(Collected data entries)
* Begin *
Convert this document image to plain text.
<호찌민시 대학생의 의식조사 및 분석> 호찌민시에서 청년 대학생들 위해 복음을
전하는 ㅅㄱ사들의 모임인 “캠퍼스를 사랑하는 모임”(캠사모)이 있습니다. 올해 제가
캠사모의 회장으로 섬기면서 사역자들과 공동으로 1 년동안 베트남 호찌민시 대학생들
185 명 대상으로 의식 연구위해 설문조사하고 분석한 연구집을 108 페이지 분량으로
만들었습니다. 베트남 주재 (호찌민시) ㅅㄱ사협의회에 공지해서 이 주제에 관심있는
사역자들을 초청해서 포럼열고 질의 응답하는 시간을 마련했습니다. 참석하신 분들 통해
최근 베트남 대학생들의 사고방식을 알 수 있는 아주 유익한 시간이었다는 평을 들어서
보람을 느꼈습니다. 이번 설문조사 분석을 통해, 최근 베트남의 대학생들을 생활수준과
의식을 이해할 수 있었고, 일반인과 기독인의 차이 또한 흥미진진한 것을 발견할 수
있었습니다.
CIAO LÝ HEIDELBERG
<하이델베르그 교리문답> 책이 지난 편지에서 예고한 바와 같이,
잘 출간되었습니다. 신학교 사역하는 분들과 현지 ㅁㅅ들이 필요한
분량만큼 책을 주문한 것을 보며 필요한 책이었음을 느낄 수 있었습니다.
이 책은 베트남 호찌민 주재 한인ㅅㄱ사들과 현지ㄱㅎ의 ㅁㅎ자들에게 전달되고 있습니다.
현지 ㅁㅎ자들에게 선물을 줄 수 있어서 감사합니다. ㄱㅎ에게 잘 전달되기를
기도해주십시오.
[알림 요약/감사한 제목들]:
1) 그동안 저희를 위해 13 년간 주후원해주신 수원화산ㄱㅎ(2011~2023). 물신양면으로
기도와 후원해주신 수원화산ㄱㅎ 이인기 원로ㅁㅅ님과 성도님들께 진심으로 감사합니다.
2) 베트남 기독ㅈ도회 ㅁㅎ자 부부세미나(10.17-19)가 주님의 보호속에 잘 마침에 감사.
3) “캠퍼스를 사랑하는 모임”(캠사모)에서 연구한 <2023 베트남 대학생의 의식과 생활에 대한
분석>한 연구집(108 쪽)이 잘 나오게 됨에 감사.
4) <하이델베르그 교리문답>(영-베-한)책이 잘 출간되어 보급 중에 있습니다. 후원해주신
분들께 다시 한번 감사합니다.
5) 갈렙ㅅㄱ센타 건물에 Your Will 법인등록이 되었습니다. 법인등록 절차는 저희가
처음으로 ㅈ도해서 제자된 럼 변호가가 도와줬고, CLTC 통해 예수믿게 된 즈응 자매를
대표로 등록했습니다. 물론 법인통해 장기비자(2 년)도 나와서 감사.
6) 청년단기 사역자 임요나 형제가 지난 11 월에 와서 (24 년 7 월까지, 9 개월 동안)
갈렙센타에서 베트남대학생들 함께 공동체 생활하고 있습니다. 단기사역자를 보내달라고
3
* End *
▶ Directions
Recopy the entries above in their entirety, exactly.

▶ Response to the task
Convert this document image to plain text.
<호찌민시 대학생의 의식조사 및 분석> 호찌민시에서 청년 대학생들 위해 복음을
전하는 ㅅㄱ사들의 모임인 “캠퍼스를 사랑하는 모임”(캠사모)이 있습니다. 올해 제가
캠사모의 회장으로 섬기면서 사역자들과 공동으로 1 년동안 베트남 호찌민시 대학생들
185 명 대상으로 의식 연구위해 설문조사하고 분석한 연구집을 108 페이지 분량으로
만들었습니다. 베트남 주재 (호찌민시) ㅅㄱ사협의회에 공지해서 이 주제에 관심있는
사역자들을 초청해서 포럼열고 질의 응답하는 시간을 마련했습니다. 참석하신 분들 통해
최근 베트남 대학생들의 사고방식을 알 수 있는 아주 유익한 시간이었다는 평을 들어서
보람을 느꼈습니다. 이번 설문조사 분석을 통해, 최근 베트남의 대학생들을 생활수준과
의식을 이해할 수 있었고, 일반인과 기독인의 차이 또한 흥미진진한 것을 발견할 수
있었습니다.
CIAO LÝ HEIDELBERG
<하이델베르그 교리문답> 책이 지난 편지에서 예고한 바와 같이,
잘 출간되었습니다. 신학교 사역하는 분들과 현지 ㅁㅅ들이 필요한
분량만큼 책을 주문한 것을 보며 필요한 책이었음을 느낄 수 있었습니다.
이 책은 베트남 호찌민 주재 한인ㅅㄱ사들과 현지ㄱㅎ의 ㅁㅎ자들에게 전달되고 있습니다.
현지 ㅁㅎ자들에게 선물을 줄 수 있어서 감사합니다. ㄱㅎ에게 잘 전달되기를
기도해주십시오.
[알림 요약/감사한 제목들]:
1) 그동안 저희를 위해 13 년간 주후원해주신 수원화산ㄱㅎ(2011~2023). 물신양면으로
기도와 후원해주신 수원화산ㄱㅎ 이인기 원로ㅁㅅ님과 성도님들께 진심으로 감사합니다.
2) 베트남 기독ㅈ도회 ㅁㅎ자 부부세미나(10.17-19)가 주님의 보호속에 잘 마침에 감사.
3) “캠퍼스를 사랑하는 모임”(캠사모)에서 연구한 <2023 베트남 대학생의 의식과 생활에 대한
분석>한 연구집(108 쪽)이 잘 나오게 됨에 감사.
4) <하이델베르그 교리문답>(영-베-한)책이 잘 출간되어 보급 중에 있습니다. 후원해주신
분들께 다시 한번 감사합니다.
5) 갈렙ㅅㄱ센타 건물에 Your Will 법인등록이 되었습니다. 법인등록 절차는 저희가
처음으로 ㅈ도해서 제자된 럼 변호가가 도와줬고, CLTC 통해 예수믿게 된 즈응 자매를
대표로 등록했습니다. 물론 법인통해 장기비자(2 년)도 나와서 감사.
6) 청년단기 사역자 임요나 형제가 지난 11 월에 와서 (24 년 7 월까지, 9 개월 동안)
갈렙센타에서 베트남대학생들 함께 공동체 생활하고 있습니다. 단기사역자를 보내달라고
3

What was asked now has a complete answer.